_Directions for this task_.
Copy out all of the data below with no alterations.

********************

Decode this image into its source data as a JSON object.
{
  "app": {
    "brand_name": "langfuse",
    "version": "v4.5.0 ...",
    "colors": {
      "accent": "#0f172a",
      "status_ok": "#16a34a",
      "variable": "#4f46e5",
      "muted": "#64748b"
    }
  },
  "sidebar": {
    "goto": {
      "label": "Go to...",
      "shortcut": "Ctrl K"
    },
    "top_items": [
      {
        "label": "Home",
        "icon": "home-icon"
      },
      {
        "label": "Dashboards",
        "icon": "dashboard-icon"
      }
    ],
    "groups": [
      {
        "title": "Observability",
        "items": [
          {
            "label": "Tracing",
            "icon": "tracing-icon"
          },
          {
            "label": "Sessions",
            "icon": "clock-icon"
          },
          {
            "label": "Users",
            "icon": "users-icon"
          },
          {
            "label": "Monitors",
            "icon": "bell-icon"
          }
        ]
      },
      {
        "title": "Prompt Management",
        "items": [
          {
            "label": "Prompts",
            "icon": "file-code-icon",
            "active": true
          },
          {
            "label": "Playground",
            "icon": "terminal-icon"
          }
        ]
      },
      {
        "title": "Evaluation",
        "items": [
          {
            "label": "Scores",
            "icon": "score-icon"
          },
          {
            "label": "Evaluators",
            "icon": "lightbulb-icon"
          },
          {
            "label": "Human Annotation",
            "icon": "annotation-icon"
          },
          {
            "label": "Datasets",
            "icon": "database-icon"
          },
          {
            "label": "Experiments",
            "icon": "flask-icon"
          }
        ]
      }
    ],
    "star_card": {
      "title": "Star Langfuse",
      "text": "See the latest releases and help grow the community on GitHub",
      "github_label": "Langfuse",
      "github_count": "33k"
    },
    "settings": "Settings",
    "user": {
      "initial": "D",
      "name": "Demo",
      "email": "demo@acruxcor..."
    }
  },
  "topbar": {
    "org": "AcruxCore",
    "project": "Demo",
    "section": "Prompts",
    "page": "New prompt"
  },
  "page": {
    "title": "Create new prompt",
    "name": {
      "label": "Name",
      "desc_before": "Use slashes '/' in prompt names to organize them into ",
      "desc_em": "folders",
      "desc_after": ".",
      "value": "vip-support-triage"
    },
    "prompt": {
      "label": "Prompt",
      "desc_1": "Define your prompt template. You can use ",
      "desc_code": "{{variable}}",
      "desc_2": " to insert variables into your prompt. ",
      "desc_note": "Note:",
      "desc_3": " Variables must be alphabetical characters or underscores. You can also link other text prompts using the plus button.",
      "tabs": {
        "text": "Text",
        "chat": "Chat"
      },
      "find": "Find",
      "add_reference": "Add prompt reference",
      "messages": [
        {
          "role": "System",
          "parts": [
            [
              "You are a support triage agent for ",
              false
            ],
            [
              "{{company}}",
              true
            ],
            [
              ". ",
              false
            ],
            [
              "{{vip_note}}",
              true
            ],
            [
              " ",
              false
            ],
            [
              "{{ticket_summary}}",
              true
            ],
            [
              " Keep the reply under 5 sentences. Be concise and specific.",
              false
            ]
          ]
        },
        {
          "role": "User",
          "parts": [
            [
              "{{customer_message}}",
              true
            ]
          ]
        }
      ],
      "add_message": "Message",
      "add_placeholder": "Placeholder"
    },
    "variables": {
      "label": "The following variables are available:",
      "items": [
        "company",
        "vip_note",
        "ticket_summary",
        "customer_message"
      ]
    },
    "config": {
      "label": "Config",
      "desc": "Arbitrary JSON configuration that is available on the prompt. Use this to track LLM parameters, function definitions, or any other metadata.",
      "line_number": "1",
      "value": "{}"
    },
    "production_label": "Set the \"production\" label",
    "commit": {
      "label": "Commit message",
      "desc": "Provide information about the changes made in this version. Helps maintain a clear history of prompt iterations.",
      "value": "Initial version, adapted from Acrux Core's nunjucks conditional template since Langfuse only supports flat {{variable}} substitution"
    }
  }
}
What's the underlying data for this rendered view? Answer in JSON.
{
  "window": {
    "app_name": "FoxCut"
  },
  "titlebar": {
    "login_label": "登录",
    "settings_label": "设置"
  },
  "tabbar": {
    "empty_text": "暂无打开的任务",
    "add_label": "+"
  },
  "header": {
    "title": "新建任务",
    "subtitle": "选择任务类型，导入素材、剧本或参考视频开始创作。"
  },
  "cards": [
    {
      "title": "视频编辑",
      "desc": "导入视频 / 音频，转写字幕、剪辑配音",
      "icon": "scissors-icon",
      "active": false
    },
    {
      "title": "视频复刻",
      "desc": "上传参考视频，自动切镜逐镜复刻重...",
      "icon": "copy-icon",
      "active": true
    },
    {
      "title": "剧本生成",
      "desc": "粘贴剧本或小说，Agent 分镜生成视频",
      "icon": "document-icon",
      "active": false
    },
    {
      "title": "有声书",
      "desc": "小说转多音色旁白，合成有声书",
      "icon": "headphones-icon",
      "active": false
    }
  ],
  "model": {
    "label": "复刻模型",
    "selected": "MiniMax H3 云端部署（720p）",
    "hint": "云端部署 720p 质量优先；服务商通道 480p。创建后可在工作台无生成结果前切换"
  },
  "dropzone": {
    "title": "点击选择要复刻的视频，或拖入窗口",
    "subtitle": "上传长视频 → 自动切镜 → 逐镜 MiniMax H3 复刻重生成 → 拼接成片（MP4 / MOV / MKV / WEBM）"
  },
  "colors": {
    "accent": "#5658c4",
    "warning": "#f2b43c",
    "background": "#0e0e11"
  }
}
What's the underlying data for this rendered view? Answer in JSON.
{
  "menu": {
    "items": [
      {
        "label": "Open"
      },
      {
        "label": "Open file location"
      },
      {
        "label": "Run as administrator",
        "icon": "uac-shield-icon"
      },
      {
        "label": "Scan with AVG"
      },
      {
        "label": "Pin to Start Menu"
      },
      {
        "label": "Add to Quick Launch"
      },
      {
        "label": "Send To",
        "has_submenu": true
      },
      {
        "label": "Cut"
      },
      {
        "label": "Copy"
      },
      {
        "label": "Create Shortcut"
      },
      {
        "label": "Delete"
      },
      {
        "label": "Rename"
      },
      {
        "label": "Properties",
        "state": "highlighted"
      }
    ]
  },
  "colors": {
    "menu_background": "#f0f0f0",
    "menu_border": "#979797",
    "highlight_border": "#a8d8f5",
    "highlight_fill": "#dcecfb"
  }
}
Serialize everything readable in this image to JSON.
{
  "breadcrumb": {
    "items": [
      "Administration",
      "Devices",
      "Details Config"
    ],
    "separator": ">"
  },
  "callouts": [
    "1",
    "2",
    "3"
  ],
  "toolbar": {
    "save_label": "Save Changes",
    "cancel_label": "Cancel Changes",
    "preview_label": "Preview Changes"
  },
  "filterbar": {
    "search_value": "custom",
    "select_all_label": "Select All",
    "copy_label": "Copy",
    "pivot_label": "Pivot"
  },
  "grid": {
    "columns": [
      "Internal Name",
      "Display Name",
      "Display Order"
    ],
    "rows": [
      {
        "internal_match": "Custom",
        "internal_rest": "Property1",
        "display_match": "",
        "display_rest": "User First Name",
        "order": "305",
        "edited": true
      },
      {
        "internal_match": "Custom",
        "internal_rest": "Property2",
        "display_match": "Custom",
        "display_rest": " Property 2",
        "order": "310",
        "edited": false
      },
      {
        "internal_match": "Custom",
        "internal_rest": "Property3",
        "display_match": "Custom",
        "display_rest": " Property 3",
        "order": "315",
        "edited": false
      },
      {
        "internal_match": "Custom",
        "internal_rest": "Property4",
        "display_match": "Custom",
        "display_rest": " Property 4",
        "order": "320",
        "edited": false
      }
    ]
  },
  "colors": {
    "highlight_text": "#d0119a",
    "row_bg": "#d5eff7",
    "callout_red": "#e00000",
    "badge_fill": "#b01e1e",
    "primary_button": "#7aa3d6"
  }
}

********************

_Task response_.
Decode this image into its source data as a JSON object.
{
  "app": {
    "brand_name": "langfuse",
    "version": "v4.5.0 ...",
    "colors": {
      "accent": "#0f172a",
      "status_ok": "#16a34a",
      "variable": "#4f46e5",
      "muted": "#64748b"
    }
  },
  "sidebar": {
    "goto": {
      "label": "Go to...",
      "shortcut": "Ctrl K"
    },
    "top_items": [
      {
        "label": "Home",
        "icon": "home-icon"
      },
      {
        "label": "Dashboards",
        "icon": "dashboard-icon"
      }
    ],
    "groups": [
      {
        "title": "Observability",
        "items": [
          {
            "label": "Tracing",
            "icon": "tracing-icon"
          },
          {
            "label": "Sessions",
            "icon": "clock-icon"
          },
          {
            "label": "Users",
            "icon": "users-icon"
          },
          {
            "label": "Monitors",
            "icon": "bell-icon"
          }
        ]
      },
      {
        "title": "Prompt Management",
        "items": [
          {
            "label": "Prompts",
            "icon": "file-code-icon",
            "active": true
          },
          {
            "label": "Playground",
            "icon": "terminal-icon"
          }
        ]
      },
      {
        "title": "Evaluation",
        "items": [
          {
            "label": "Scores",
            "icon": "score-icon"
          },
          {
            "label": "Evaluators",
            "icon": "lightbulb-icon"
          },
          {
            "label": "Human Annotation",
            "icon": "annotation-icon"
          },
          {
            "label": "Datasets",
            "icon": "database-icon"
          },
          {
            "label": "Experiments",
            "icon": "flask-icon"
          }
        ]
      }
    ],
    "star_card": {
      "title": "Star Langfuse",
      "text": "See the latest releases and help grow the community on GitHub",
      "github_label": "Langfuse",
      "github_count": "33k"
    },
    "settings": "Settings",
    "user": {
      "initial": "D",
      "name": "Demo",
      "email": "demo@acruxcor..."
    }
  },
  "topbar": {
    "org": "AcruxCore",
    "project": "Demo",
    "section": "Prompts",
    "page": "New prompt"
  },
  "page": {
    "title": "Create new prompt",
    "name": {
      "label": "Name",
      "desc_before": "Use slashes '/' in prompt names to organize them into ",
      "desc_em": "folders",
      "desc_after": ".",
      "value": "vip-support-triage"
    },
    "prompt": {
      "label": "Prompt",
      "desc_1": "Define your prompt template. You can use ",
      "desc_code": "{{variable}}",
      "desc_2": " to insert variables into your prompt. ",
      "desc_note": "Note:",
      "desc_3": " Variables must be alphabetical characters or underscores. You can also link other text prompts using the plus button.",
      "tabs": {
        "text": "Text",
        "chat": "Chat"
      },
      "find": "Find",
      "add_reference": "Add prompt reference",
      "messages": [
        {
          "role": "System",
          "parts": [
            [
              "You are a support triage agent for ",
              false
            ],
            [
              "{{company}}",
              true
            ],
            [
              ". ",
              false
            ],
            [
              "{{vip_note}}",
              true
            ],
            [
              " ",
              false
            ],
            [
              "{{ticket_summary}}",
              true
            ],
            [
              " Keep the reply under 5 sentences. Be concise and specific.",
              false
            ]
          ]
        },
        {
          "role": "User",
          "parts": [
            [
              "{{customer_message}}",
              true
            ]
          ]
        }
      ],
      "add_message": "Message",
      "add_placeholder": "Placeholder"
    },
    "variables": {
      "label": "The following variables are available:",
      "items": [
        "company",
        "vip_note",
        "ticket_summary",
        "customer_message"
      ]
    },
    "config": {
      "label": "Config",
      "desc": "Arbitrary JSON configuration that is available on the prompt. Use this to track LLM parameters, function definitions, or any other metadata.",
      "line_number": "1",
      "value": "{}"
    },
    "production_label": "Set the \"production\" label",
    "commit": {
      "label": "Commit message",
      "desc": "Provide information about the changes made in this version. Helps maintain a clear history of prompt iterations.",
      "value": "Initial version, adapted from Acrux Core's nunjucks conditional template since Langfuse only supports flat {{variable}} substitution"
    }
  }
}
What's the underlying data for this rendered view? Answer in JSON.
{
  "window": {
    "app_name": "FoxCut"
  },
  "titlebar": {
    "login_label": "登录",
    "settings_label": "设置"
  },
  "tabbar": {
    "empty_text": "暂无打开的任务",
    "add_label": "+"
  },
  "header": {
    "title": "新建任务",
    "subtitle": "选择任务类型，导入素材、剧本或参考视频开始创作。"
  },
  "cards": [
    {
      "title": "视频编辑",
      "desc": "导入视频 / 音频，转写字幕、剪辑配音",
      "icon": "scissors-icon",
      "active": false
    },
    {
      "title": "视频复刻",
      "desc": "上传参考视频，自动切镜逐镜复刻重...",
      "icon": "copy-icon",
      "active": true
    },
    {
      "title": "剧本生成",
      "desc": "粘贴剧本或小说，Agent 分镜生成视频",
      "icon": "document-icon",
      "active": false
    },
    {
      "title": "有声书",
      "desc": "小说转多音色旁白，合成有声书",
      "icon": "headphones-icon",
      "active": false
    }
  ],
  "model": {
    "label": "复刻模型",
    "selected": "MiniMax H3 云端部署（720p）",
    "hint": "云端部署 720p 质量优先；服务商通道 480p。创建后可在工作台无生成结果前切换"
  },
  "dropzone": {
    "title": "点击选择要复刻的视频，或拖入窗口",
    "subtitle": "上传长视频 → 自动切镜 → 逐镜 MiniMax H3 复刻重生成 → 拼接成片（MP4 / MOV / MKV / WEBM）"
  },
  "colors": {
    "accent": "#5658c4",
    "warning": "#f2b43c",
    "background": "#0e0e11"
  }
}
What's the underlying data for this rendered view? Answer in JSON.
{
  "menu": {
    "items": [
      {
        "label": "Open"
      },
      {
        "label": "Open file location"
      },
      {
        "label": "Run as administrator",
        "icon": "uac-shield-icon"
      },
      {
        "label": "Scan with AVG"
      },
      {
        "label": "Pin to Start Menu"
      },
      {
        "label": "Add to Quick Launch"
      },
      {
        "label": "Send To",
        "has_submenu": true
      },
      {
        "label": "Cut"
      },
      {
        "label": "Copy"
      },
      {
        "label": "Create Shortcut"
      },
      {
        "label": "Delete"
      },
      {
        "label": "Rename"
      },
      {
        "label": "Properties",
        "state": "highlighted"
      }
    ]
  },
  "colors": {
    "menu_background": "#f0f0f0",
    "menu_border": "#979797",
    "highlight_border": "#a8d8f5",
    "highlight_fill": "#dcecfb"
  }
}
Serialize everything readable in this image to JSON.
{
  "breadcrumb": {
    "items": [
      "Administration",
      "Devices",
      "Details Config"
    ],
    "separator": ">"
  },
  "callouts": [
    "1",
    "2",
    "3"
  ],
  "toolbar": {
    "save_label": "Save Changes",
    "cancel_label": "Cancel Changes",
    "preview_label": "Preview Changes"
  },
  "filterbar": {
    "search_value": "custom",
    "select_all_label": "Select All",
    "copy_label": "Copy",
    "pivot_label": "Pivot"
  },
  "grid": {
    "columns": [
      "Internal Name",
      "Display Name",
      "Display Order"
    ],
    "rows": [
      {
        "internal_match": "Custom",
        "internal_rest": "Property1",
        "display_match": "",
        "display_rest": "User First Name",
        "order": "305",
        "edited": true
      },
      {
        "internal_match": "Custom",
        "internal_rest": "Property2",
        "display_match": "Custom",
        "display_rest": " Property 2",
        "order": "310",
        "edited": false
      },
      {
        "internal_match": "Custom",
        "internal_rest": "Property3",
        "display_match": "Custom",
        "display_rest": " Property 3",
        "order": "315",
        "edited": false
      },
      {
        "internal_match": "Custom",
        "internal_rest": "Property4",
        "display_match": "Custom",
        "display_rest": " Property 4",
        "order": "320",
        "edited": false
      }
    ]
  },
  "colors": {
    "highlight_text": "#d0119a",
    "row_bg": "#d5eff7",
    "callout_red": "#e00000",
    "badge_fill": "#b01e1e",
    "primary_button": "#7aa3d6"
  }
}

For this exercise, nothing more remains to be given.